TASK BRIEF: Among the records below, find each line that includes the string "title" and copy it.

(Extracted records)
□ □ □ □
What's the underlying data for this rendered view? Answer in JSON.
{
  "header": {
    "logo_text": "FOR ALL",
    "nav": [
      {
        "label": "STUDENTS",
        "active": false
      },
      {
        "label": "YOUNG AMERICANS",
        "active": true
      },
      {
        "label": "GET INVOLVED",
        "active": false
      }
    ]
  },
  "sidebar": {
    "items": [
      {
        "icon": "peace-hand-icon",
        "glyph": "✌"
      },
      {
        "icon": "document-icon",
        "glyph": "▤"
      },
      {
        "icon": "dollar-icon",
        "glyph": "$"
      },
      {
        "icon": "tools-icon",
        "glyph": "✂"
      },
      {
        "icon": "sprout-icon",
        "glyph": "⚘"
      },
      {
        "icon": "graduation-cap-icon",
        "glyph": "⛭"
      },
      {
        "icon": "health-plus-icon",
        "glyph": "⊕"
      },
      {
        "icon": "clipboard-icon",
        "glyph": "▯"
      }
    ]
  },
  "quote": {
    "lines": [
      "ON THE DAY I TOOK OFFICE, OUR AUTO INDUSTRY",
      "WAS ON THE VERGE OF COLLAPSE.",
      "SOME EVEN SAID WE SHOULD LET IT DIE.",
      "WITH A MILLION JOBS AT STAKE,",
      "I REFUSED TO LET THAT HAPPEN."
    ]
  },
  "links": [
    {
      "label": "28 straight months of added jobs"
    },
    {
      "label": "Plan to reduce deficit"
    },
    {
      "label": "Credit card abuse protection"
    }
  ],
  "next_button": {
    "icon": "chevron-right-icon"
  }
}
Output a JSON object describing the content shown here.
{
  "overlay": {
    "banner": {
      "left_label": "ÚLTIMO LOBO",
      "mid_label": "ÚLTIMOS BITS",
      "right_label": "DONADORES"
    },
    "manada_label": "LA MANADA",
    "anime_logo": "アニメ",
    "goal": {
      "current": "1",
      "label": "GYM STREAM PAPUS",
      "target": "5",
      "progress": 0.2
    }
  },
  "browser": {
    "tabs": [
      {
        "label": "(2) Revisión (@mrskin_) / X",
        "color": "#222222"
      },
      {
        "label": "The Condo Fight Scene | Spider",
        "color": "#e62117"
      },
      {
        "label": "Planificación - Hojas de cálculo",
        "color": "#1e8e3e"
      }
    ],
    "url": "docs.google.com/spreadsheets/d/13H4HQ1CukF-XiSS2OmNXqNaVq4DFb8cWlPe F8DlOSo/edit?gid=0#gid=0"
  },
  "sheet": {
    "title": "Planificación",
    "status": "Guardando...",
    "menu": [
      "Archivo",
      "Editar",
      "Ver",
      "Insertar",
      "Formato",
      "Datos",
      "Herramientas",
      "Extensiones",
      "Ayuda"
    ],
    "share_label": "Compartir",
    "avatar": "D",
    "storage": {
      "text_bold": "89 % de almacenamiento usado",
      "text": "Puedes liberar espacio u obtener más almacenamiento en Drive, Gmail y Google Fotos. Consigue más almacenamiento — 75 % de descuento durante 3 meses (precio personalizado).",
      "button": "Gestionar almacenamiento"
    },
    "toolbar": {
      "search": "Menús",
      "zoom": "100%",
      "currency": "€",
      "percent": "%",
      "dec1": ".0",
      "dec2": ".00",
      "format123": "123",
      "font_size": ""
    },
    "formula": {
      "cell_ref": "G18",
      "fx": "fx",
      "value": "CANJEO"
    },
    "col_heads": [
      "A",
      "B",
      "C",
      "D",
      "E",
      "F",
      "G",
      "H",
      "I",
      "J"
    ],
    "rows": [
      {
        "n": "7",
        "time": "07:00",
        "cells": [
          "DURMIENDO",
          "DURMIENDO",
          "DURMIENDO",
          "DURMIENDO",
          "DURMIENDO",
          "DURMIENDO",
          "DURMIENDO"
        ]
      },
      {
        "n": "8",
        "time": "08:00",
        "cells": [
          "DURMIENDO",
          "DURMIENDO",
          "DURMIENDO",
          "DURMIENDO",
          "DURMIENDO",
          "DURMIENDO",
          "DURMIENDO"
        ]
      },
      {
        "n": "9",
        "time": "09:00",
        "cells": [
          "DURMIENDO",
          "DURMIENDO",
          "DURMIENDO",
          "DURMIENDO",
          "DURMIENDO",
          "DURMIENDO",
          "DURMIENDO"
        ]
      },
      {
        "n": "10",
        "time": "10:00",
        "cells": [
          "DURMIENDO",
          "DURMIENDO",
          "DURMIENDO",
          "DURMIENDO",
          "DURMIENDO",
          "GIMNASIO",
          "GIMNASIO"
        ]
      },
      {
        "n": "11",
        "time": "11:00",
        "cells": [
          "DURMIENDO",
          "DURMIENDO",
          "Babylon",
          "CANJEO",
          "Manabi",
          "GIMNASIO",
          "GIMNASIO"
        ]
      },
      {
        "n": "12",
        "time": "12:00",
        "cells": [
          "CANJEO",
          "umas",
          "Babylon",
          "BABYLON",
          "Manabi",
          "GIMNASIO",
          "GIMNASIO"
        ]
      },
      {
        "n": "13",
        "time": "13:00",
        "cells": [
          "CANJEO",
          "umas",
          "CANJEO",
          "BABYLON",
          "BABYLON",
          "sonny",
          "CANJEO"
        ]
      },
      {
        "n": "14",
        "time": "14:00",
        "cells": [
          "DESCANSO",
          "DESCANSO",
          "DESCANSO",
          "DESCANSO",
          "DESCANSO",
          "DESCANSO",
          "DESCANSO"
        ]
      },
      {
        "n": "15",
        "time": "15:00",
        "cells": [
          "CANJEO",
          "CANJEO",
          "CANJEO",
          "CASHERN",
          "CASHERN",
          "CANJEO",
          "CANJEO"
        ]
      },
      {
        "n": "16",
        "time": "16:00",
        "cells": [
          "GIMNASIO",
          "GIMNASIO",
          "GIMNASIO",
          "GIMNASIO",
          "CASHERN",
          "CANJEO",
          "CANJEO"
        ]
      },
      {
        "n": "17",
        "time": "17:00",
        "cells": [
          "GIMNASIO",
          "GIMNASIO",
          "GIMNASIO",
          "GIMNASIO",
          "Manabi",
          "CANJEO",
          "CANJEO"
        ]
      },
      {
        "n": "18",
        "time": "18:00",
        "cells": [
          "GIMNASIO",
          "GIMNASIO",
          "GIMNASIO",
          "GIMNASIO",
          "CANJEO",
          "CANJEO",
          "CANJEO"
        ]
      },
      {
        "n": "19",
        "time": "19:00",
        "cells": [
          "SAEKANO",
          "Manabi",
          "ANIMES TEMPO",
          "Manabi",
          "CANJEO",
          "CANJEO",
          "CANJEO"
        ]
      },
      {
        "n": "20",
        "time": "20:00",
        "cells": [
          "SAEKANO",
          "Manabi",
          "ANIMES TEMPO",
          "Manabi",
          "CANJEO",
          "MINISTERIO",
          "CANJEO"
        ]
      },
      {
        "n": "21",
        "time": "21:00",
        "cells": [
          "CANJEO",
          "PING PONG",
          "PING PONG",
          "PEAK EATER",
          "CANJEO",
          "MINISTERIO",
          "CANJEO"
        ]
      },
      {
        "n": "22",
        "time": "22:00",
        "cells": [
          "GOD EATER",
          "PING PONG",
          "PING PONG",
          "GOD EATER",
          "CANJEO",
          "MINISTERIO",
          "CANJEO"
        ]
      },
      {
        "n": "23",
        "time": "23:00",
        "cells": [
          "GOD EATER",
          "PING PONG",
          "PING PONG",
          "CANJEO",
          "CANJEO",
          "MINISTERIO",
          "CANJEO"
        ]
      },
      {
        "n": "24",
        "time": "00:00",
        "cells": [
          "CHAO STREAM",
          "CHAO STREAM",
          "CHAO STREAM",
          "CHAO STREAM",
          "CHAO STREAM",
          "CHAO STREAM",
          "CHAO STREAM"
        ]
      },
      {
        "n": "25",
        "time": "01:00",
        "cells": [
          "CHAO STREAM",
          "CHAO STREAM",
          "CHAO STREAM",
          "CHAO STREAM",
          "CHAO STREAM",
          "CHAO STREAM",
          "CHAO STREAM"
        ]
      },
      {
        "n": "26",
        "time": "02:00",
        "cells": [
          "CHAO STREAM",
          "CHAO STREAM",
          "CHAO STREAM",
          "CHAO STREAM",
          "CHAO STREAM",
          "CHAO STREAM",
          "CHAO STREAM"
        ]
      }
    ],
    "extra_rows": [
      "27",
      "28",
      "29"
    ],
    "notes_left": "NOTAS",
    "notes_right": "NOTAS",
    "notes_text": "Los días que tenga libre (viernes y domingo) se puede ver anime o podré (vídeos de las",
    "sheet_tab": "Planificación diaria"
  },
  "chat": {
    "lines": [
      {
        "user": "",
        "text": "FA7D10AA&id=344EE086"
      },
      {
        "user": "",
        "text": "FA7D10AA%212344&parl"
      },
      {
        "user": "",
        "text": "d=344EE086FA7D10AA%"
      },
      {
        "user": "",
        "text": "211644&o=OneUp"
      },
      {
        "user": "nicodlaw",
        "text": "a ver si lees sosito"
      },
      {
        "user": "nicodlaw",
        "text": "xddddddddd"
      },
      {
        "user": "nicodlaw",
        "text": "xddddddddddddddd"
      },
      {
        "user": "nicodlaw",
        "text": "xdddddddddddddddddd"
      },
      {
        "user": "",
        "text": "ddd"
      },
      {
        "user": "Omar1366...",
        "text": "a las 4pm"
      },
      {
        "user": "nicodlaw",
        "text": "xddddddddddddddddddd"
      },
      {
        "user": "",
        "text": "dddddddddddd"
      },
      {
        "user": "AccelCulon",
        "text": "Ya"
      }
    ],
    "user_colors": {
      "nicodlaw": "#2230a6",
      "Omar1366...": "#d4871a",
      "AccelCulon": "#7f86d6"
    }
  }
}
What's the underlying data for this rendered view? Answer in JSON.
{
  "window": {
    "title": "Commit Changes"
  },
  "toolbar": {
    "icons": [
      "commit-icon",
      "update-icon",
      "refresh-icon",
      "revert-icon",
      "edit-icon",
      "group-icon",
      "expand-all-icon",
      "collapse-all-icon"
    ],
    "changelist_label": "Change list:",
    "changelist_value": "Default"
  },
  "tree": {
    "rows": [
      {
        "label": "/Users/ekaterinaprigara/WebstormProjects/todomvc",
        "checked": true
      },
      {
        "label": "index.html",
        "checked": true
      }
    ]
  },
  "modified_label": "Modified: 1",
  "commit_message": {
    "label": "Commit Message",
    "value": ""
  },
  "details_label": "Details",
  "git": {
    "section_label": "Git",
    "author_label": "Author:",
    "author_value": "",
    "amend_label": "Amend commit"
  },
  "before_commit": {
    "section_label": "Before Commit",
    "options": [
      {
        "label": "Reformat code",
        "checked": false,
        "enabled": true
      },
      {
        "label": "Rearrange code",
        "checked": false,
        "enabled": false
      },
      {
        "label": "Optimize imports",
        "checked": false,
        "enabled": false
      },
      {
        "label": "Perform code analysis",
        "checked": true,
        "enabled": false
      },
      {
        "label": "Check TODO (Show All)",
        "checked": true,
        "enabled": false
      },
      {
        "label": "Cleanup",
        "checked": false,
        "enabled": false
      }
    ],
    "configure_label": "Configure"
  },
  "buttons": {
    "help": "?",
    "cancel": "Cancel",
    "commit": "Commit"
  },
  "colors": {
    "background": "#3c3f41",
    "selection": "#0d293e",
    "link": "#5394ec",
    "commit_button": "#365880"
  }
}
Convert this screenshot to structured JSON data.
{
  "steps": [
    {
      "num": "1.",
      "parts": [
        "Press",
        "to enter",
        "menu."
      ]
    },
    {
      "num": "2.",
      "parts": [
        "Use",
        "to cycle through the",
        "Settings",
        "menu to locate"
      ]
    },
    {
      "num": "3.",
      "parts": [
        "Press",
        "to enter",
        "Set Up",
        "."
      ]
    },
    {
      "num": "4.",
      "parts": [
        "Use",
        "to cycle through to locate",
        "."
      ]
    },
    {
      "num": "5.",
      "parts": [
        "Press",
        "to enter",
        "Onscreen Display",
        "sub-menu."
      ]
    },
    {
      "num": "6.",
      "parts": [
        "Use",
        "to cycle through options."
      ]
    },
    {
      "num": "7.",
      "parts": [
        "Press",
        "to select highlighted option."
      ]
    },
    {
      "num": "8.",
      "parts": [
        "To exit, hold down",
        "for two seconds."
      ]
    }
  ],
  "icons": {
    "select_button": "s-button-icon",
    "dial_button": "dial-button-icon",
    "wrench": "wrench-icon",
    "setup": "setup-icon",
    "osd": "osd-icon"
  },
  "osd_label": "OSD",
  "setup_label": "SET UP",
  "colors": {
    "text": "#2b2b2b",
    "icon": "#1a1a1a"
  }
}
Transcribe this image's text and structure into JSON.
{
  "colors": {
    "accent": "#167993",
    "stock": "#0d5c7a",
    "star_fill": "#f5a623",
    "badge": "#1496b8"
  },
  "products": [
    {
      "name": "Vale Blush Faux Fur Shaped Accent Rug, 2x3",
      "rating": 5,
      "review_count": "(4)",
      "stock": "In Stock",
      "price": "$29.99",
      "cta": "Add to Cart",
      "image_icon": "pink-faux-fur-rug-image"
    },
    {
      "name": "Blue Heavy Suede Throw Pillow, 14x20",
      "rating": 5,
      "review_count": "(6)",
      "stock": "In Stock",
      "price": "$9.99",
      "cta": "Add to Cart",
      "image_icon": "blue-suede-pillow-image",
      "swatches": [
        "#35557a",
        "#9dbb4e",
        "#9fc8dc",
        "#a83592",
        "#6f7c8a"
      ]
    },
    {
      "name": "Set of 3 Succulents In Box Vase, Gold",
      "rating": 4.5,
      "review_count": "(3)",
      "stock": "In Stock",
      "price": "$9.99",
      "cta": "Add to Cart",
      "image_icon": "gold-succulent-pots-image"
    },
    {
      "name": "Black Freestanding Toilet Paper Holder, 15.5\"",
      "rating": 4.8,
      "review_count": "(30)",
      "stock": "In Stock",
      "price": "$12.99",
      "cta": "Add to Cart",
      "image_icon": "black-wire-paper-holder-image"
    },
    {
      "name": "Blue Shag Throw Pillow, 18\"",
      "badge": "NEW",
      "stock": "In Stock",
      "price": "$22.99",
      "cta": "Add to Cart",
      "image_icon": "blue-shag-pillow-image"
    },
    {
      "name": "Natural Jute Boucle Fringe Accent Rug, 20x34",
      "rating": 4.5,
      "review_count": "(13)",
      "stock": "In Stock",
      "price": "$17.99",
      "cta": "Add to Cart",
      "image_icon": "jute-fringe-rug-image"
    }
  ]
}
□ □ □ □
SOLUTION TO THIS TASK:
    "title": "Planificación",
    "title": "Commit Changes"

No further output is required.